#### Task instructions
Word for word, repeat the entries, minus the pictures.

#### Entries supplied
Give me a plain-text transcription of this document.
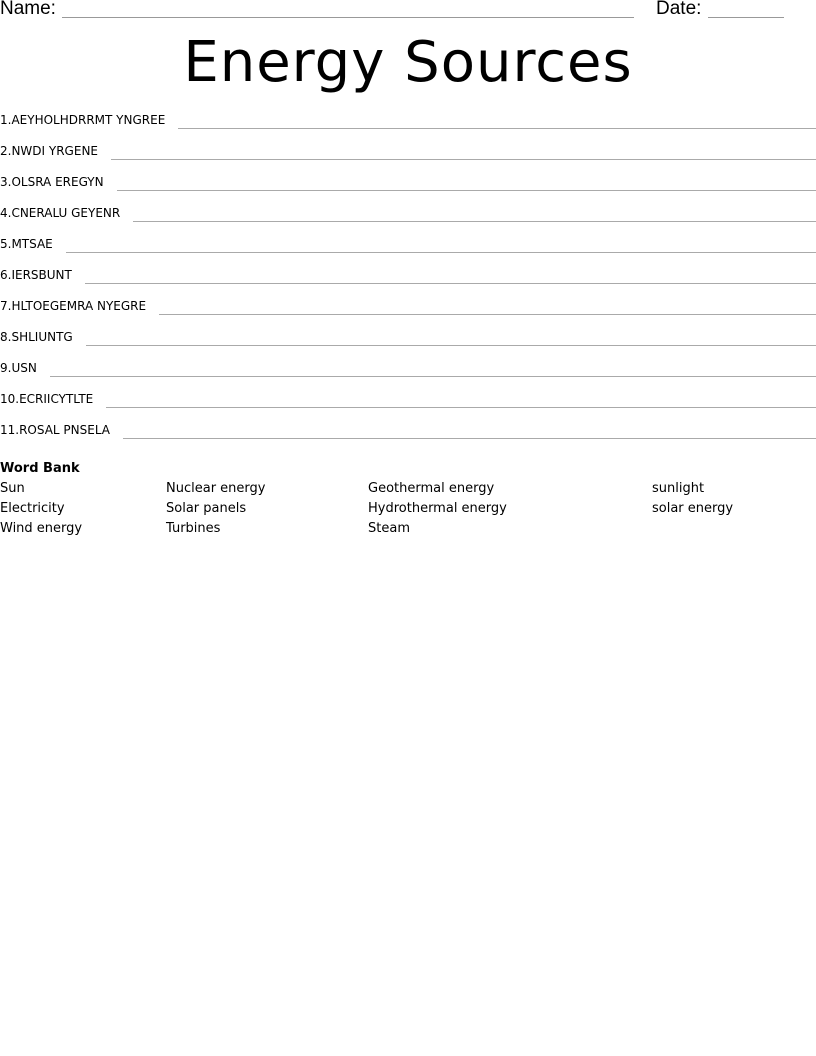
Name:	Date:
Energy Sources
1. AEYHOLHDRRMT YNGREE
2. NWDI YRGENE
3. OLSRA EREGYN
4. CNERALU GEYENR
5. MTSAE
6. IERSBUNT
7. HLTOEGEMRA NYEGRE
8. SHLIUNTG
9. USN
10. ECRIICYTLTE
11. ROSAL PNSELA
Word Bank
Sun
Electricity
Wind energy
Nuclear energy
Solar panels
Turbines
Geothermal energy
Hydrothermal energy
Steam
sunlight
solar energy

#### The response
Give me a plain-text transcription of this document.
Name:	Date:
Energy Sources
1. AEYHOLHDRRMT YNGREE
2. NWDI YRGENE
3. OLSRA EREGYN
4. CNERALU GEYENR
5. MTSAE
6. IERSBUNT
7. HLTOEGEMRA NYEGRE
8. SHLIUNTG
9. USN
10. ECRIICYTLTE
11. ROSAL PNSELA
Word Bank
Sun
Electricity
Wind energy
Nuclear energy
Solar panels
Turbines
Geothermal energy
Hydrothermal energy
Steam
sunlight
solar energy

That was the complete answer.